## START Extracted material

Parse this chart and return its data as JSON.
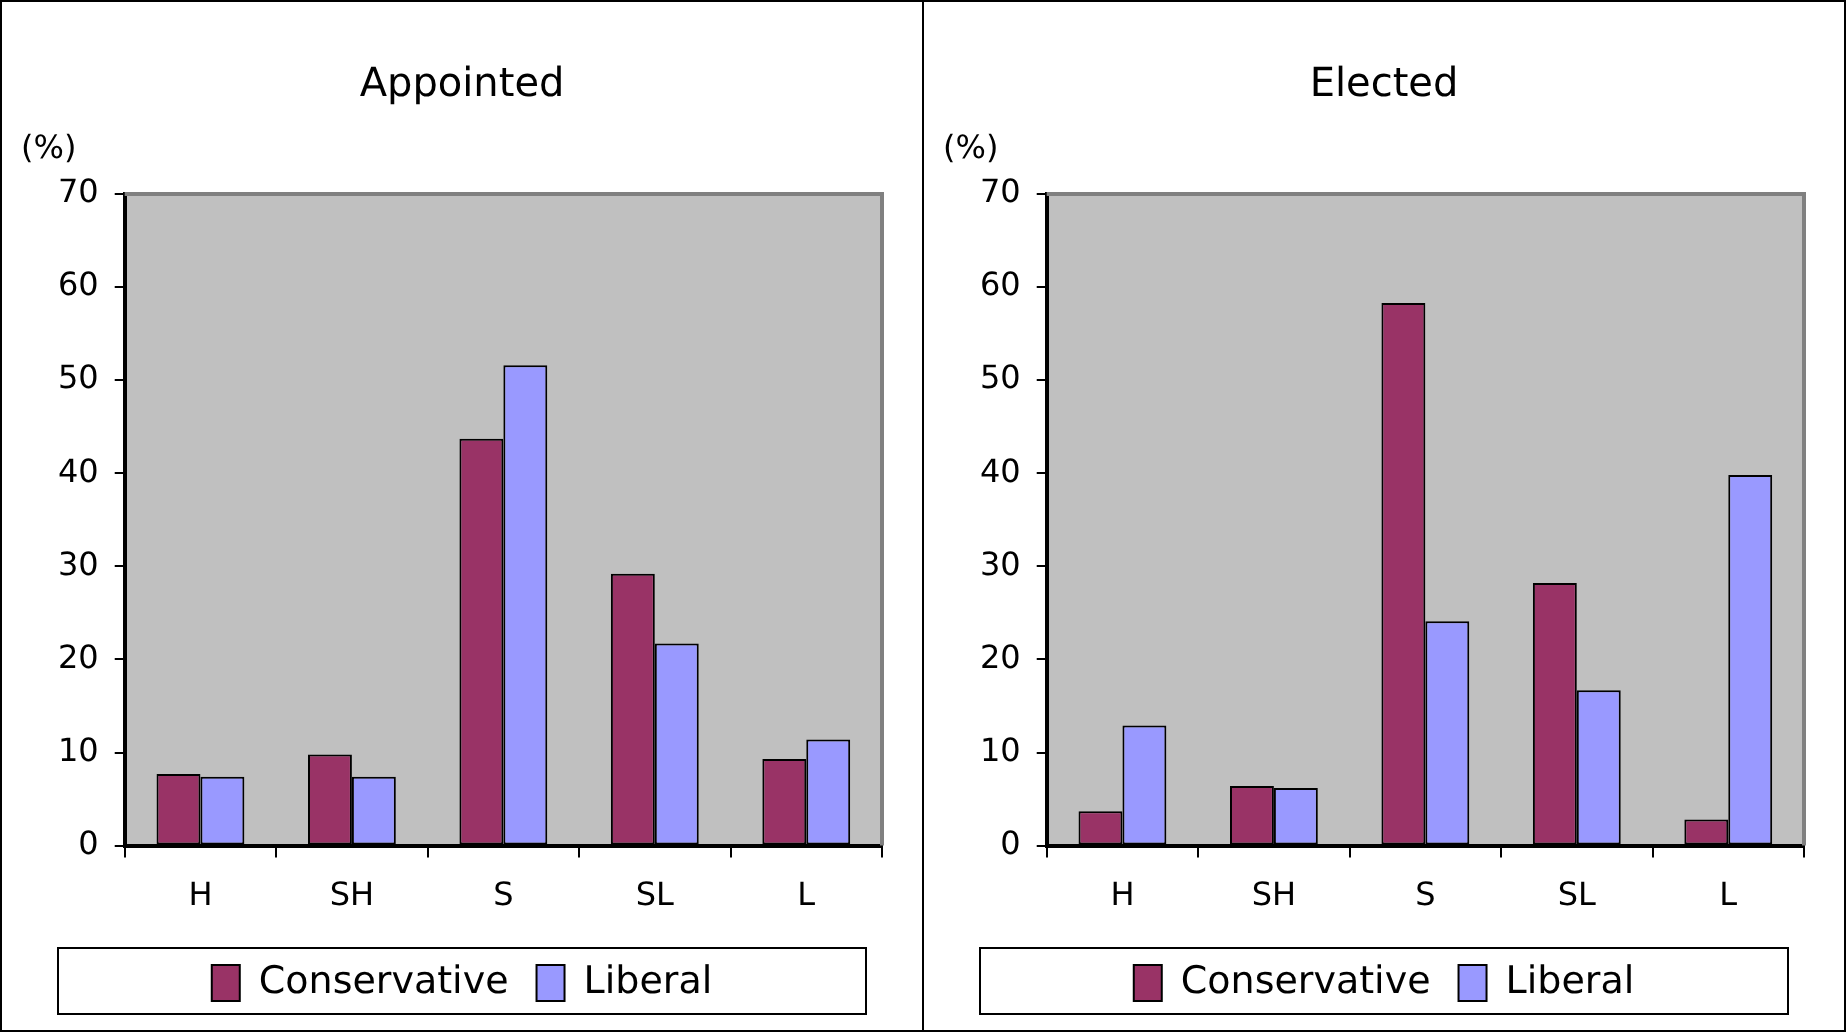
{
  "chart_data": [
    {
      "type": "bar",
      "title": "Appointed",
      "ylabel": "(%)",
      "categories": [
        "H",
        "SH",
        "S",
        "SL",
        "L"
      ],
      "series": [
        {
          "name": "Conservative",
          "color": "#993366",
          "values": [
            7.7,
            9.8,
            43.7,
            29.2,
            9.3
          ]
        },
        {
          "name": "Liberal",
          "color": "#9999ff",
          "values": [
            7.4,
            7.4,
            51.6,
            21.7,
            11.4
          ]
        }
      ],
      "ylim": [
        0,
        70
      ],
      "yticks": [
        0,
        10,
        20,
        30,
        40,
        50,
        60,
        70
      ],
      "grid": false,
      "legend": "bottom"
    },
    {
      "type": "bar",
      "title": "Elected",
      "ylabel": "(%)",
      "categories": [
        "H",
        "SH",
        "S",
        "SL",
        "L"
      ],
      "series": [
        {
          "name": "Conservative",
          "color": "#993366",
          "values": [
            3.7,
            6.4,
            58.3,
            28.2,
            2.8
          ]
        },
        {
          "name": "Liberal",
          "color": "#9999ff",
          "values": [
            12.9,
            6.2,
            24.1,
            16.7,
            39.8
          ]
        }
      ],
      "ylim": [
        0,
        70
      ],
      "yticks": [
        0,
        10,
        20,
        30,
        40,
        50,
        60,
        70
      ],
      "grid": false,
      "legend": "bottom"
    }
  ]
}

## END Extracted material

Pictures are excluded; output everything else in the data verbatim.

Result of the task |
Parse this chart and return its data as JSON.
{
  "chart_data": [
    {
      "type": "bar",
      "title": "Appointed",
      "ylabel": "(%)",
      "categories": [
        "H",
        "SH",
        "S",
        "SL",
        "L"
      ],
      "series": [
        {
          "name": "Conservative",
          "color": "#993366",
          "values": [
            7.7,
            9.8,
            43.7,
            29.2,
            9.3
          ]
        },
        {
          "name": "Liberal",
          "color": "#9999ff",
          "values": [
            7.4,
            7.4,
            51.6,
            21.7,
            11.4
          ]
        }
      ],
      "ylim": [
        0,
        70
      ],
      "yticks": [
        0,
        10,
        20,
        30,
        40,
        50,
        60,
        70
      ],
      "grid": false,
      "legend": "bottom"
    },
    {
      "type": "bar",
      "title": "Elected",
      "ylabel": "(%)",
      "categories": [
        "H",
        "SH",
        "S",
        "SL",
        "L"
      ],
      "series": [
        {
          "name": "Conservative",
          "color": "#993366",
          "values": [
            3.7,
            6.4,
            58.3,
            28.2,
            2.8
          ]
        },
        {
          "name": "Liberal",
          "color": "#9999ff",
          "values": [
            12.9,
            6.2,
            24.1,
            16.7,
            39.8
          ]
        }
      ],
      "ylim": [
        0,
        70
      ],
      "yticks": [
        0,
        10,
        20,
        30,
        40,
        50,
        60,
        70
      ],
      "grid": false,
      "legend": "bottom"
    }
  ]
}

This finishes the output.